-- Start --

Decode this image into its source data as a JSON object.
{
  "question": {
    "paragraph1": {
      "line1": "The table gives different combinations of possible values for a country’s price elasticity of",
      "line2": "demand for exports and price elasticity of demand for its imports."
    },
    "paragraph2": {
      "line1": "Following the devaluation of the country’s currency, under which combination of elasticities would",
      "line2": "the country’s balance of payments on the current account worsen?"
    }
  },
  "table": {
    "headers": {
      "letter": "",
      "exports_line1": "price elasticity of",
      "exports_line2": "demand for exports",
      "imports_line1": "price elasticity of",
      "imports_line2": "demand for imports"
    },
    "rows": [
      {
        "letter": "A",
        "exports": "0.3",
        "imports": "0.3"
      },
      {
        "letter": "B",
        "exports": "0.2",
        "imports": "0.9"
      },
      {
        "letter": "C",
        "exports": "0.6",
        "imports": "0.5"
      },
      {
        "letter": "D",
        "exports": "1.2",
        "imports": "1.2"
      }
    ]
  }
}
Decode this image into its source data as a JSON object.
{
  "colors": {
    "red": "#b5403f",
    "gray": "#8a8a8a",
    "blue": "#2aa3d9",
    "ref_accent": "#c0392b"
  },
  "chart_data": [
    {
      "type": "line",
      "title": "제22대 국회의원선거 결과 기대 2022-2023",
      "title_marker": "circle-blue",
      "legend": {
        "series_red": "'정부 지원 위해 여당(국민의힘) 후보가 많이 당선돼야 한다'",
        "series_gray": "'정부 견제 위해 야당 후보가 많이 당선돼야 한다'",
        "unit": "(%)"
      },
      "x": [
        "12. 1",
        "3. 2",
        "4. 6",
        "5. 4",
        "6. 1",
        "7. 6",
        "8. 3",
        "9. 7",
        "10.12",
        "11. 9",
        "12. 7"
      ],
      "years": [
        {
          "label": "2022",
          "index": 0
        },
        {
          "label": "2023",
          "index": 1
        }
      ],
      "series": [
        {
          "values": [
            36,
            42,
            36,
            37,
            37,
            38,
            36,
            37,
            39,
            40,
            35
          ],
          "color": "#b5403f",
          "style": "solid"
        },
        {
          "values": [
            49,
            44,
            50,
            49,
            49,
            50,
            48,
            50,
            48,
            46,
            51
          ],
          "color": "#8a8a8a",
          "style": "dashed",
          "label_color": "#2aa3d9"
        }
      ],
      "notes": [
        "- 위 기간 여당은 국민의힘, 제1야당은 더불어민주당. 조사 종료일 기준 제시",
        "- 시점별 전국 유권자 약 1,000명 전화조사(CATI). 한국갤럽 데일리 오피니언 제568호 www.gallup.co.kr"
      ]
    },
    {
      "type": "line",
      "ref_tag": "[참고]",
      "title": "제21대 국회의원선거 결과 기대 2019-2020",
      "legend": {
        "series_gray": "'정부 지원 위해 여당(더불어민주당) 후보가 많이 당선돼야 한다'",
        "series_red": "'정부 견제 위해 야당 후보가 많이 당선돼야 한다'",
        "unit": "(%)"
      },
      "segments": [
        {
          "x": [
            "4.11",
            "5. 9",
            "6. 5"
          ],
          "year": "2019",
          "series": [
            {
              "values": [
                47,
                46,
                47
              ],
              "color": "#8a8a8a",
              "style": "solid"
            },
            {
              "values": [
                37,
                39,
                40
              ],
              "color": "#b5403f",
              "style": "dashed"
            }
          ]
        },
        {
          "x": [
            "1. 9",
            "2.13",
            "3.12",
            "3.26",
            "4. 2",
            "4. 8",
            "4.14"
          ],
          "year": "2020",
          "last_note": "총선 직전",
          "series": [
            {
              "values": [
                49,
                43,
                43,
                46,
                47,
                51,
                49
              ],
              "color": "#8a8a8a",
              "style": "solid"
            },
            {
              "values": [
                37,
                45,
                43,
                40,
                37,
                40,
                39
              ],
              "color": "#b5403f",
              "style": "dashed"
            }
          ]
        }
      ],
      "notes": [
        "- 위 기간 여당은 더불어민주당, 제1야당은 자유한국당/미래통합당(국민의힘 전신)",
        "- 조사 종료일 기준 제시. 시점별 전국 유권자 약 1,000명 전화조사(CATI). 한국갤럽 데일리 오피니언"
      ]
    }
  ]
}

-- End --

> **The task**: Return every record, word for word.

> **Completed task**:
Decode this image into its source data as a JSON object.
{
  "question": {
    "paragraph1": {
      "line1": "The table gives different combinations of possible values for a country’s price elasticity of",
      "line2": "demand for exports and price elasticity of demand for its imports."
    },
    "paragraph2": {
      "line1": "Following the devaluation of the country’s currency, under which combination of elasticities would",
      "line2": "the country’s balance of payments on the current account worsen?"
    }
  },
  "table": {
    "headers": {
      "letter": "",
      "exports_line1": "price elasticity of",
      "exports_line2": "demand for exports",
      "imports_line1": "price elasticity of",
      "imports_line2": "demand for imports"
    },
    "rows": [
      {
        "letter": "A",
        "exports": "0.3",
        "imports": "0.3"
      },
      {
        "letter": "B",
        "exports": "0.2",
        "imports": "0.9"
      },
      {
        "letter": "C",
        "exports": "0.6",
        "imports": "0.5"
      },
      {
        "letter": "D",
        "exports": "1.2",
        "imports": "1.2"
      }
    ]
  }
}
Decode this image into its source data as a JSON object.
{
  "colors": {
    "red": "#b5403f",
    "gray": "#8a8a8a",
    "blue": "#2aa3d9",
    "ref_accent": "#c0392b"
  },
  "chart_data": [
    {
      "type": "line",
      "title": "제22대 국회의원선거 결과 기대 2022-2023",
      "title_marker": "circle-blue",
      "legend": {
        "series_red": "'정부 지원 위해 여당(국민의힘) 후보가 많이 당선돼야 한다'",
        "series_gray": "'정부 견제 위해 야당 후보가 많이 당선돼야 한다'",
        "unit": "(%)"
      },
      "x": [
        "12. 1",
        "3. 2",
        "4. 6",
        "5. 4",
        "6. 1",
        "7. 6",
        "8. 3",
        "9. 7",
        "10.12",
        "11. 9",
        "12. 7"
      ],
      "years": [
        {
          "label": "2022",
          "index": 0
        },
        {
          "label": "2023",
          "index": 1
        }
      ],
      "series": [
        {
          "values": [
            36,
            42,
            36,
            37,
            37,
            38,
            36,
            37,
            39,
            40,
            35
          ],
          "color": "#b5403f",
          "style": "solid"
        },
        {
          "values": [
            49,
            44,
            50,
            49,
            49,
            50,
            48,
            50,
            48,
            46,
            51
          ],
          "color": "#8a8a8a",
          "style": "dashed",
          "label_color": "#2aa3d9"
        }
      ],
      "notes": [
        "- 위 기간 여당은 국민의힘, 제1야당은 더불어민주당. 조사 종료일 기준 제시",
        "- 시점별 전국 유권자 약 1,000명 전화조사(CATI). 한국갤럽 데일리 오피니언 제568호 www.gallup.co.kr"
      ]
    },
    {
      "type": "line",
      "ref_tag": "[참고]",
      "title": "제21대 국회의원선거 결과 기대 2019-2020",
      "legend": {
        "series_gray": "'정부 지원 위해 여당(더불어민주당) 후보가 많이 당선돼야 한다'",
        "series_red": "'정부 견제 위해 야당 후보가 많이 당선돼야 한다'",
        "unit": "(%)"
      },
      "segments": [
        {
          "x": [
            "4.11",
            "5. 9",
            "6. 5"
          ],
          "year": "2019",
          "series": [
            {
              "values": [
                47,
                46,
                47
              ],
              "color": "#8a8a8a",
              "style": "solid"
            },
            {
              "values": [
                37,
                39,
                40
              ],
              "color": "#b5403f",
              "style": "dashed"
            }
          ]
        },
        {
          "x": [
            "1. 9",
            "2.13",
            "3.12",
            "3.26",
            "4. 2",
            "4. 8",
            "4.14"
          ],
          "year": "2020",
          "last_note": "총선 직전",
          "series": [
            {
              "values": [
                49,
                43,
                43,
                46,
                47,
                51,
                49
              ],
              "color": "#8a8a8a",
              "style": "solid"
            },
            {
              "values": [
                37,
                45,
                43,
                40,
                37,
                40,
                39
              ],
              "color": "#b5403f",
              "style": "dashed"
            }
          ]
        }
      ],
      "notes": [
        "- 위 기간 여당은 더불어민주당, 제1야당은 자유한국당/미래통합당(국민의힘 전신)",
        "- 조사 종료일 기준 제시. 시점별 전국 유권자 약 1,000명 전화조사(CATI). 한국갤럽 데일리 오피니언"
      ]
    }
  ]
}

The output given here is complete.